### TASK TO COMPLETE
With pictures left out, retype exactly the lines from the one containing "What data populates" through the final line of the entries.

********

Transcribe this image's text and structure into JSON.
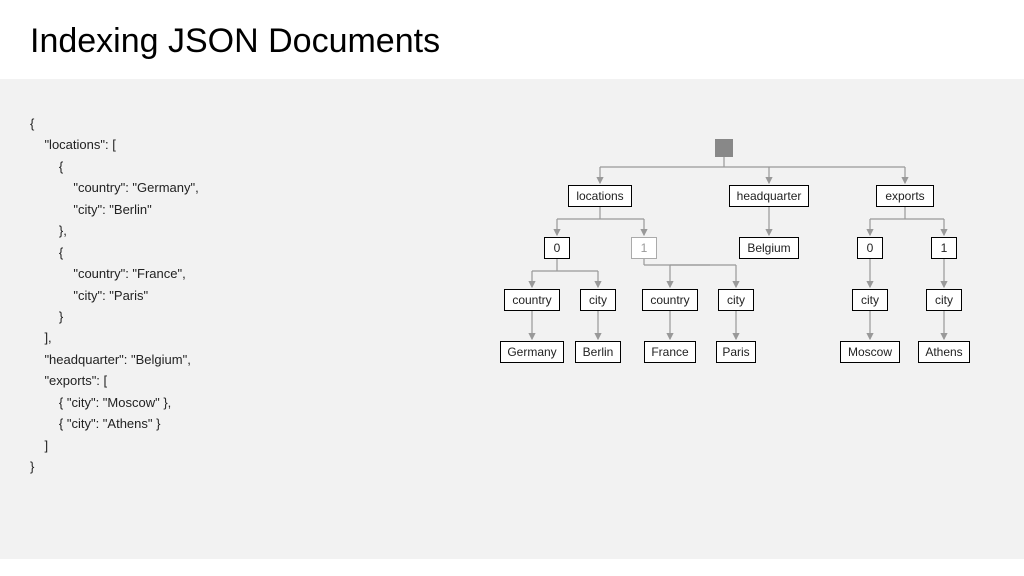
{
  "title": "Indexing JSON Documents",
  "code_lines": [
    "{",
    "    \"locations\": [",
    "        {",
    "            \"country\": \"Germany\",",
    "            \"city\": \"Berlin\"",
    "        },",
    "        {",
    "            \"country\": \"France\",",
    "            \"city\": \"Paris\"",
    "        }",
    "    ],",
    "    \"headquarter\": \"Belgium\",",
    "    \"exports\": [",
    "        { \"city\": \"Moscow\" },",
    "        { \"city\": \"Athens\" }",
    "    ]",
    "}"
  ],
  "nodes": {
    "row1": {
      "locations": "locations",
      "headquarter": "headquarter",
      "exports": "exports"
    },
    "row2": {
      "loc0": "0",
      "loc1": "1",
      "belgium": "Belgium",
      "exp0": "0",
      "exp1": "1"
    },
    "row3": {
      "country0": "country",
      "city0": "city",
      "country1": "country",
      "city1": "city",
      "city_exp0": "city",
      "city_exp1": "city"
    },
    "row4": {
      "germany": "Germany",
      "berlin": "Berlin",
      "france": "France",
      "paris": "Paris",
      "moscow": "Moscow",
      "athens": "Athens"
    }
  }
}
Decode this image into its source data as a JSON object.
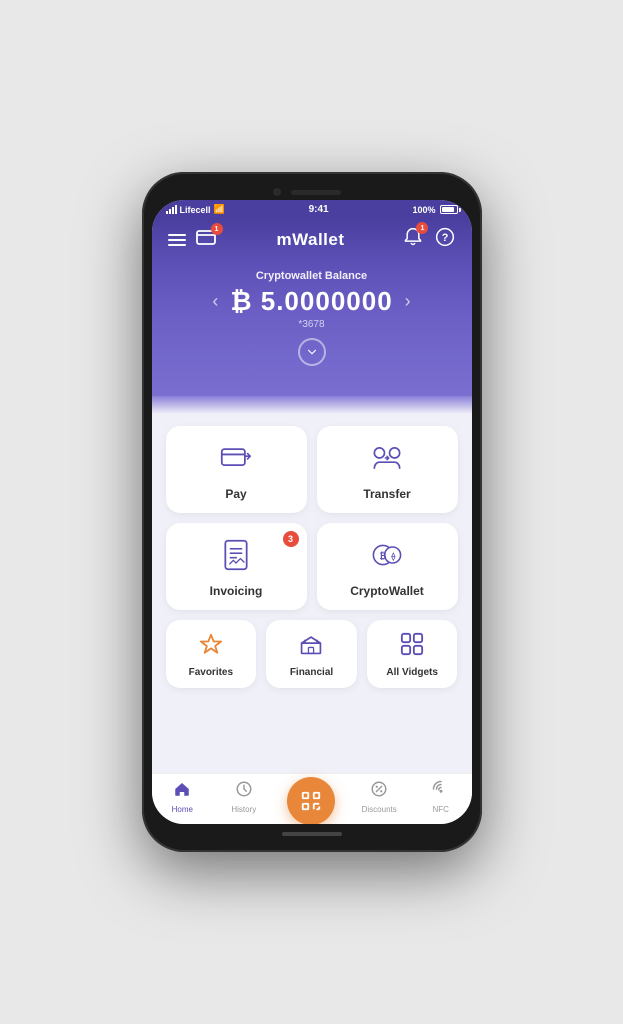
{
  "status_bar": {
    "carrier": "Lifecell",
    "wifi_icon": "wifi",
    "time": "9:41",
    "battery": "100%"
  },
  "header": {
    "title": "mWallet",
    "menu_label": "menu",
    "card_label": "card",
    "notification_label": "notifications",
    "notification_badge": "1",
    "help_label": "help"
  },
  "balance": {
    "label": "Cryptowallet Balance",
    "currency_symbol": "₿",
    "amount": "5.0000000",
    "account": "*3678",
    "prev_label": "‹",
    "next_label": "›",
    "expand_label": "⌄"
  },
  "actions": {
    "pay": {
      "label": "Pay",
      "badge": null
    },
    "transfer": {
      "label": "Transfer",
      "badge": null
    },
    "invoicing": {
      "label": "Invoicing",
      "badge": "3"
    },
    "cryptowallet": {
      "label": "CryptoWallet",
      "badge": null
    }
  },
  "extras": {
    "favorites": {
      "label": "Favorites"
    },
    "financial": {
      "label": "Financial"
    },
    "all_vidgets": {
      "label": "All Vidgets"
    }
  },
  "nav": {
    "home": {
      "label": "Home"
    },
    "history": {
      "label": "History"
    },
    "scan": {
      "label": "Scan"
    },
    "discounts": {
      "label": "Discounts"
    },
    "nfc": {
      "label": "NFC"
    }
  }
}
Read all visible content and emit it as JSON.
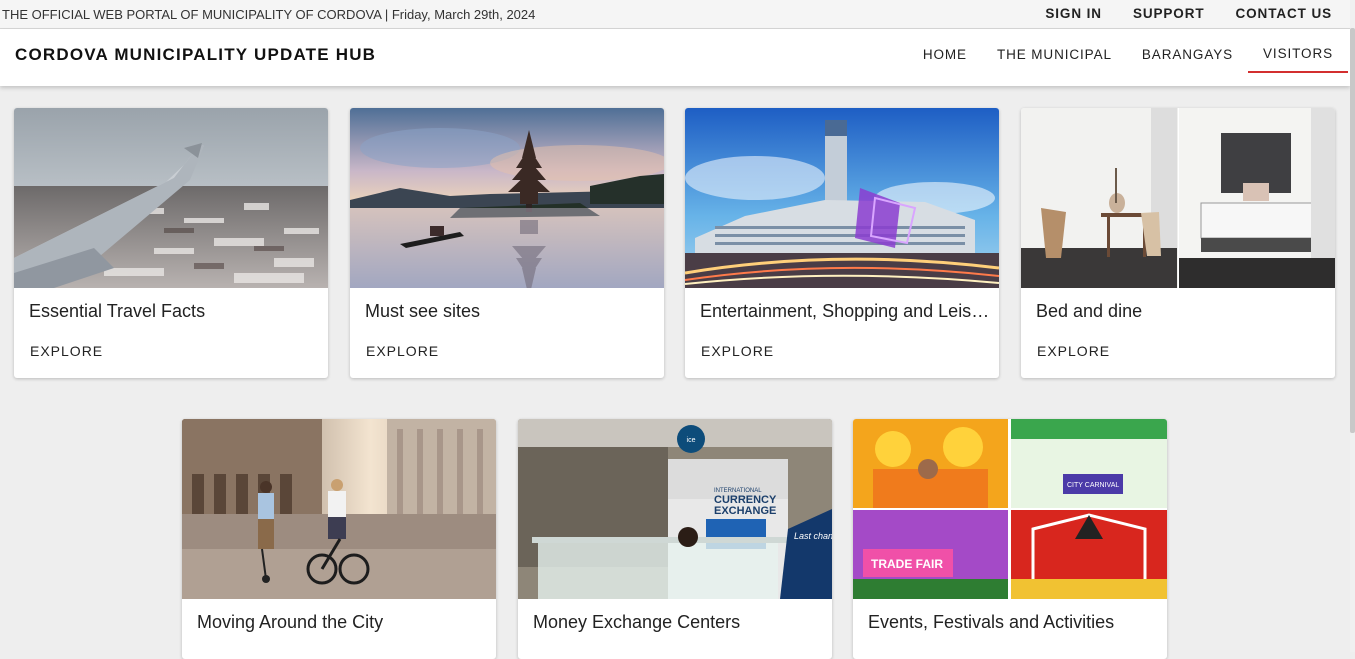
{
  "topbar": {
    "portal_text": "THE OFFICIAL WEB PORTAL OF MUNICIPALITY OF CORDOVA | Friday, March 29th, 2024",
    "links": [
      "SIGN IN",
      "SUPPORT",
      "CONTACT US"
    ]
  },
  "header": {
    "brand": "CORDOVA MUNICIPALITY UPDATE HUB",
    "nav": [
      "HOME",
      "THE MUNICIPAL",
      "BARANGAYS",
      "VISITORS"
    ],
    "active_nav": "VISITORS",
    "accent_color": "#d32f2f"
  },
  "cards": [
    {
      "title": "Essential Travel Facts",
      "action": "EXPLORE",
      "image": "airplane-wing-over-snowy-city"
    },
    {
      "title": "Must see sites",
      "action": "EXPLORE",
      "image": "temple-on-lake-at-sunrise"
    },
    {
      "title": "Entertainment, Shopping and Leisure",
      "action": "EXPLORE",
      "image": "mall-and-tower-at-dusk"
    },
    {
      "title": "Bed and dine",
      "action": "EXPLORE",
      "image": "dining-room-and-bedroom"
    },
    {
      "title": "Moving Around the City",
      "action": "",
      "image": "cyclists-in-plaza"
    },
    {
      "title": "Money Exchange Centers",
      "action": "",
      "image": "currency-exchange-booth"
    },
    {
      "title": "Events, Festivals and Activities",
      "action": "",
      "image": "festival-collage"
    }
  ],
  "images_text": {
    "currency_sign_1": "INTERNATIONAL",
    "currency_sign_2": "CURRENCY",
    "currency_sign_3": "EXCHANGE",
    "currency_logo": "ice",
    "currency_banner": "Last chance to buy currency!",
    "festival_banner_1": "TRADE FAIR",
    "festival_banner_2": "CITY CARNIVAL"
  }
}
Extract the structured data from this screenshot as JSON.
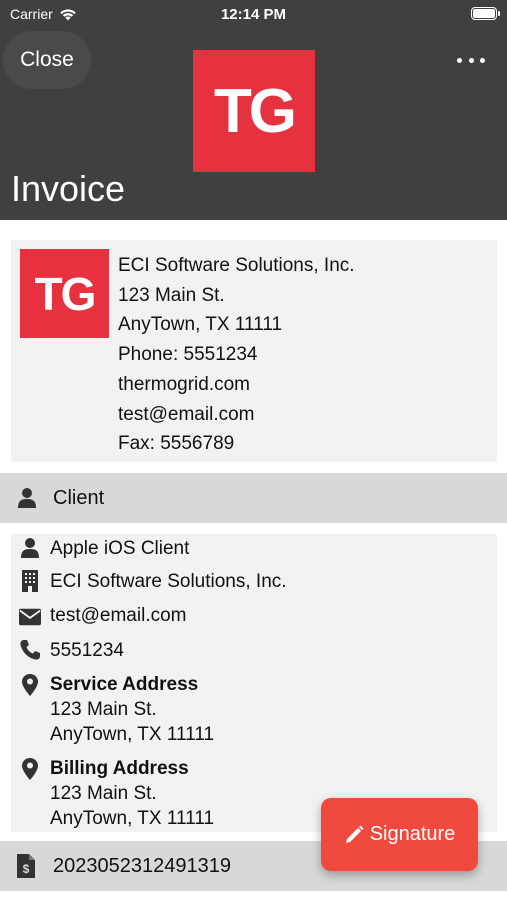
{
  "status_bar": {
    "carrier": "Carrier",
    "time": "12:14 PM"
  },
  "header": {
    "close_label": "Close",
    "logo_text": "TG",
    "title": "Invoice"
  },
  "company": {
    "logo_text": "TG",
    "lines": [
      "ECI Software Solutions, Inc.",
      "123 Main St.",
      "AnyTown, TX 11111",
      "Phone: 5551234",
      "thermogrid.com",
      "test@email.com",
      "Fax: 5556789"
    ]
  },
  "client_section": {
    "heading": "Client",
    "name": "Apple iOS Client",
    "company": "ECI Software Solutions, Inc.",
    "email": "test@email.com",
    "phone": "5551234",
    "service_address": {
      "label": "Service Address",
      "line1": "123 Main St.",
      "line2": "AnyTown, TX 11111"
    },
    "billing_address": {
      "label": "Billing Address",
      "line1": "123 Main St.",
      "line2": "AnyTown, TX 11111"
    }
  },
  "invoice": {
    "number": "2023052312491319"
  },
  "signature_button": {
    "label": "Signature"
  }
}
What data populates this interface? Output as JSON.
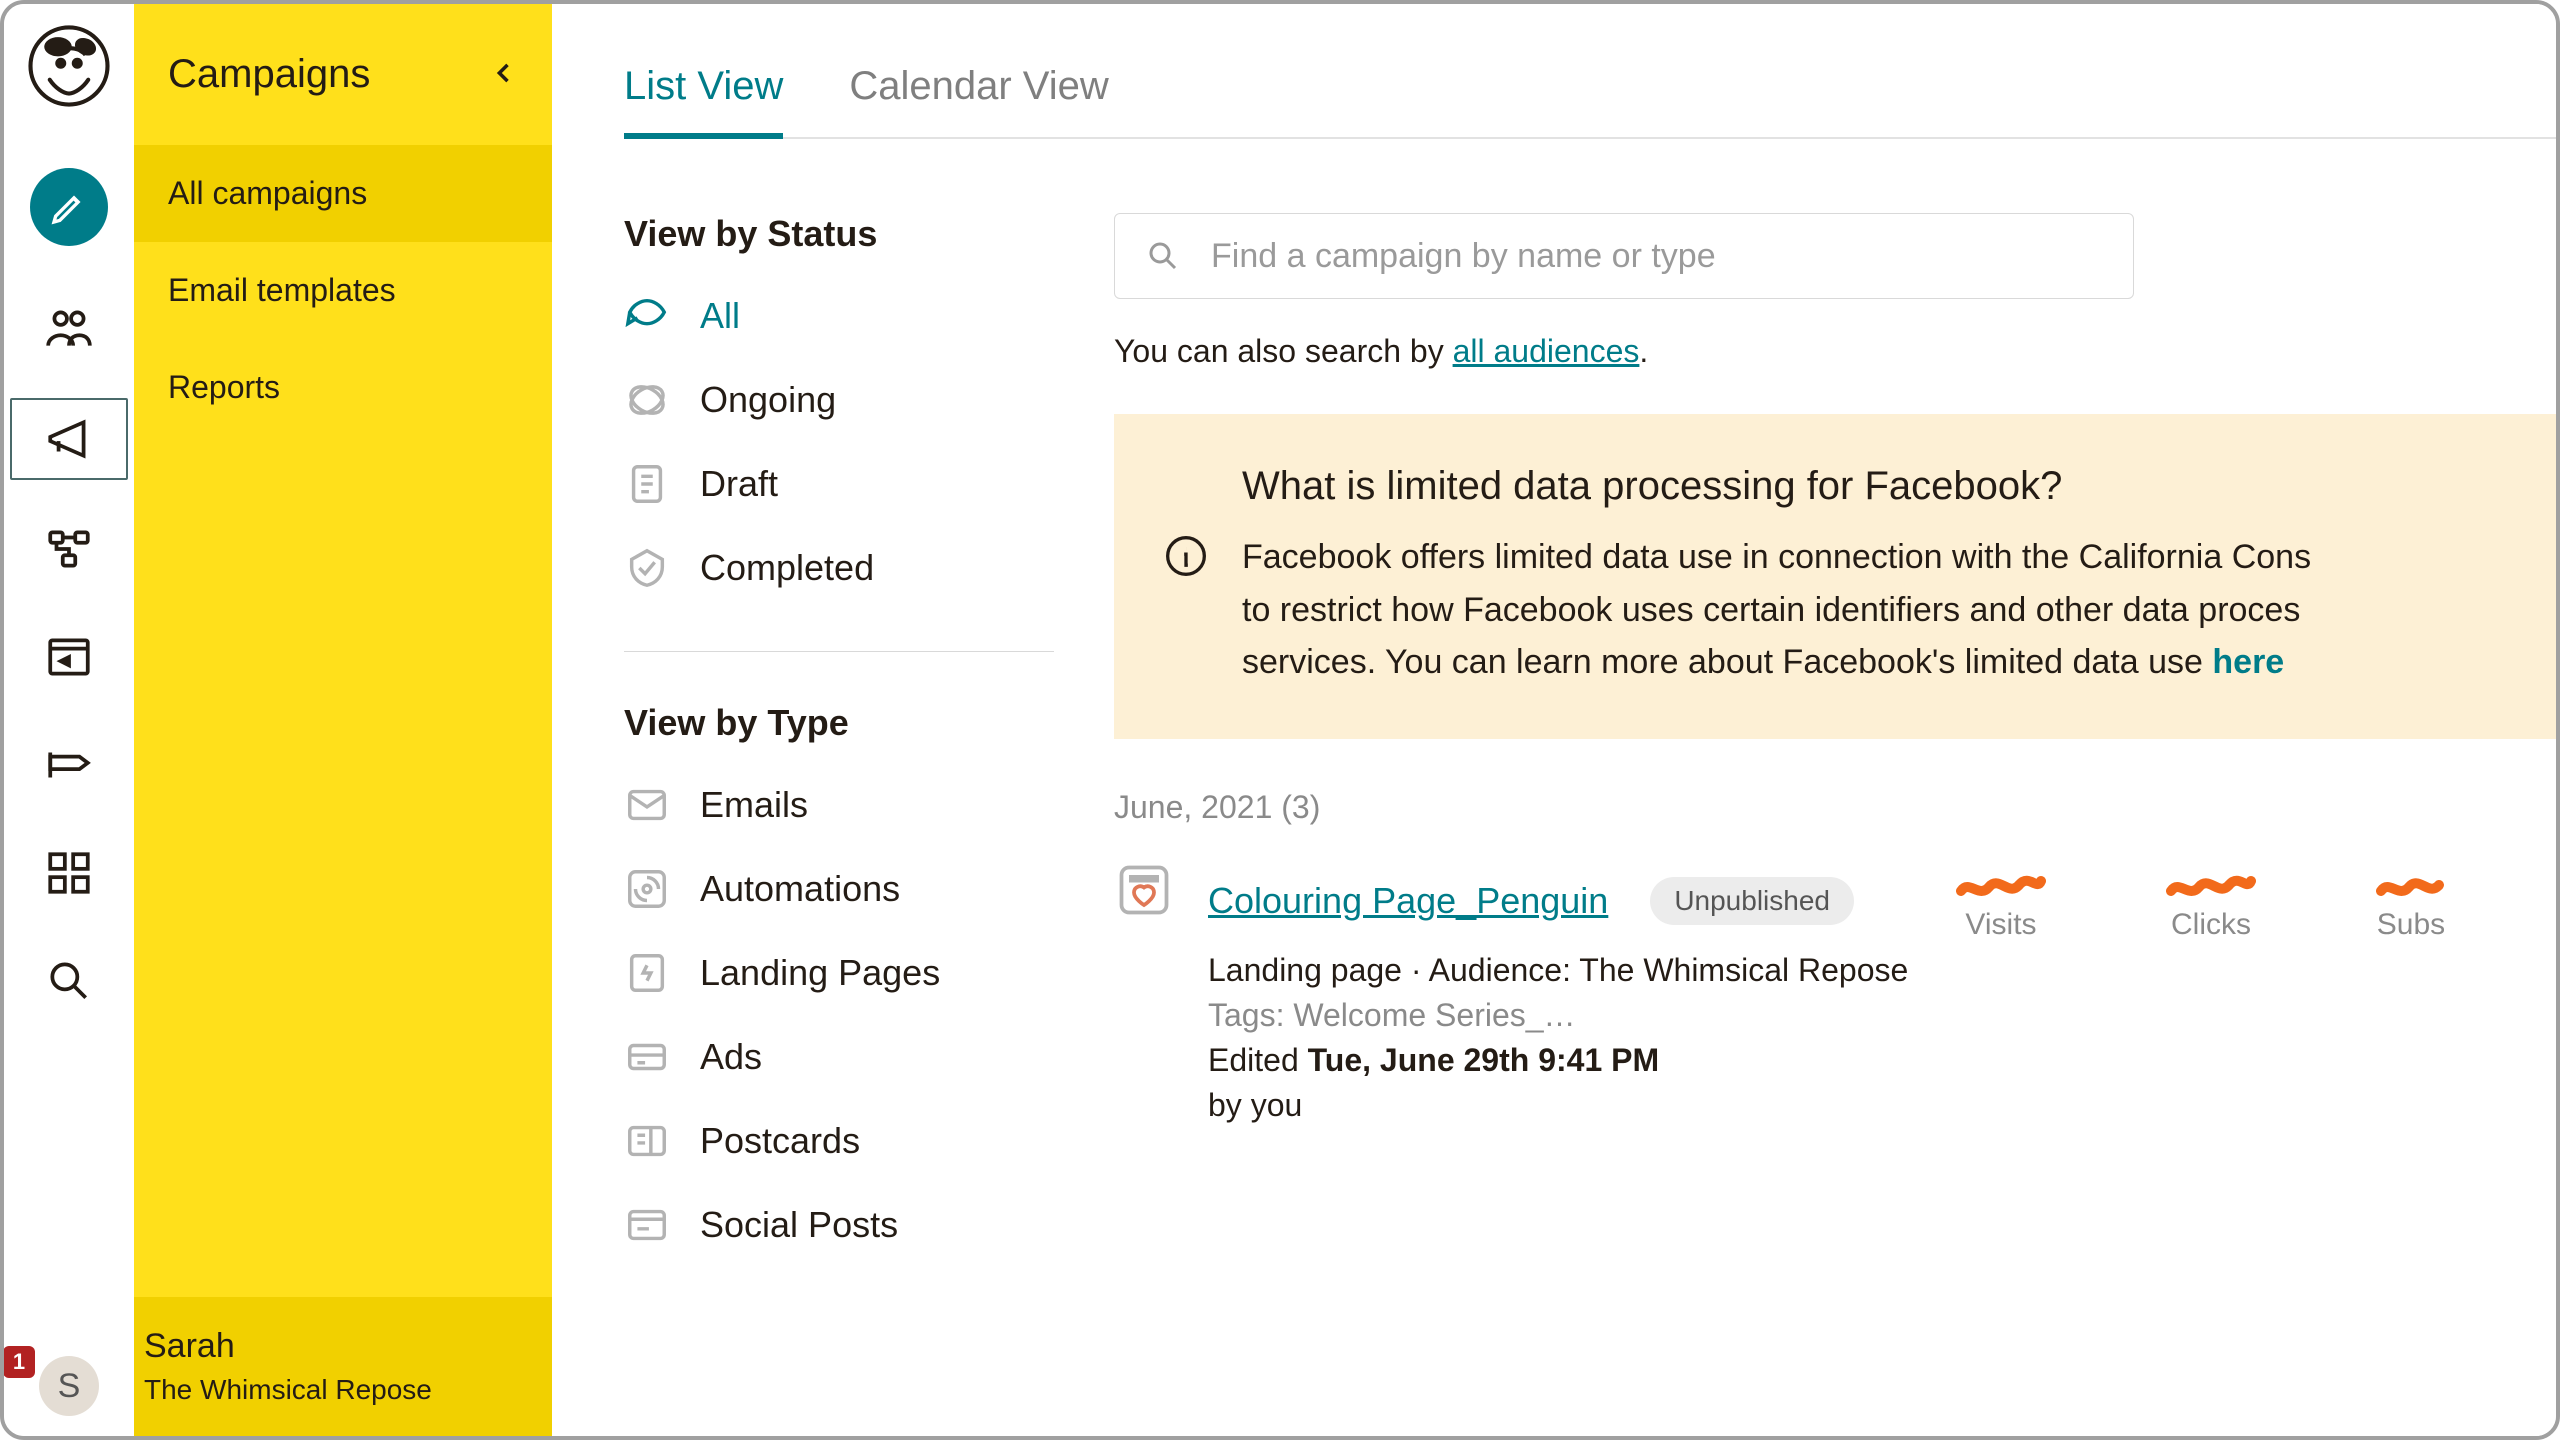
{
  "iconbar": {
    "avatar_letter": "S",
    "avatar_badge": "1"
  },
  "subnav": {
    "title": "Campaigns",
    "items": [
      {
        "label": "All campaigns",
        "active": true
      },
      {
        "label": "Email templates",
        "active": false
      },
      {
        "label": "Reports",
        "active": false
      }
    ],
    "footer_name": "Sarah",
    "footer_org": "The Whimsical Repose"
  },
  "tabs": {
    "list": "List View",
    "calendar": "Calendar View"
  },
  "filters": {
    "status_heading": "View by Status",
    "status": [
      "All",
      "Ongoing",
      "Draft",
      "Completed"
    ],
    "type_heading": "View by Type",
    "type": [
      "Emails",
      "Automations",
      "Landing Pages",
      "Ads",
      "Postcards",
      "Social Posts"
    ]
  },
  "search": {
    "placeholder": "Find a campaign by name or type",
    "hint_prefix": "You can also search by ",
    "hint_link": "all audiences",
    "hint_suffix": "."
  },
  "notice": {
    "title": "What is limited data processing for Facebook?",
    "body_1": "Facebook offers limited data use in connection with the California Cons",
    "body_2": "to restrict how Facebook uses certain identifiers and other data proces",
    "body_3": "services. You can learn more about Facebook's limited data use ",
    "link": "here"
  },
  "list": {
    "month_header": "June, 2021 (3)",
    "campaign": {
      "title": "Colouring Page_Penguin",
      "badge": "Unpublished",
      "subtitle": "Landing page · Audience: The Whimsical Repose",
      "tags": "Tags: Welcome Series_…",
      "edited_prefix": "Edited ",
      "edited_date": "Tue, June 29th 9:41 PM",
      "by": "by you"
    },
    "stats": {
      "visits": "Visits",
      "clicks": "Clicks",
      "subs": "Subs"
    }
  }
}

********

### EXERCISE RESULT
What data populates this interface? Output as JSON.
{
  "iconbar": {
    "avatar_letter": "S",
    "avatar_badge": "1"
  },
  "subnav": {
    "title": "Campaigns",
    "items": [
      {
        "label": "All campaigns",
        "active": true
      },
      {
        "label": "Email templates",
        "active": false
      },
      {
        "label": "Reports",
        "active": false
      }
    ],
    "footer_name": "Sarah",
    "footer_org": "The Whimsical Repose"
  },
  "tabs": {
    "list": "List View",
    "calendar": "Calendar View"
  },
  "filters": {
    "status_heading": "View by Status",
    "status": [
      "All",
      "Ongoing",
      "Draft",
      "Completed"
    ],
    "type_heading": "View by Type",
    "type": [
      "Emails",
      "Automations",
      "Landing Pages",
      "Ads",
      "Postcards",
      "Social Posts"
    ]
  },
  "search": {
    "placeholder": "Find a campaign by name or type",
    "hint_prefix": "You can also search by ",
    "hint_link": "all audiences",
    "hint_suffix": "."
  },
  "notice": {
    "title": "What is limited data processing for Facebook?",
    "body_1": "Facebook offers limited data use in connection with the California Cons",
    "body_2": "to restrict how Facebook uses certain identifiers and other data proces",
    "body_3": "services. You can learn more about Facebook's limited data use ",
    "link": "here"
  },
  "list": {
    "month_header": "June, 2021 (3)",
    "campaign": {
      "title": "Colouring Page_Penguin",
      "badge": "Unpublished",
      "subtitle": "Landing page · Audience: The Whimsical Repose",
      "tags": "Tags: Welcome Series_…",
      "edited_prefix": "Edited ",
      "edited_date": "Tue, June 29th 9:41 PM",
      "by": "by you"
    },
    "stats": {
      "visits": "Visits",
      "clicks": "Clicks",
      "subs": "Subs"
    }
  }
}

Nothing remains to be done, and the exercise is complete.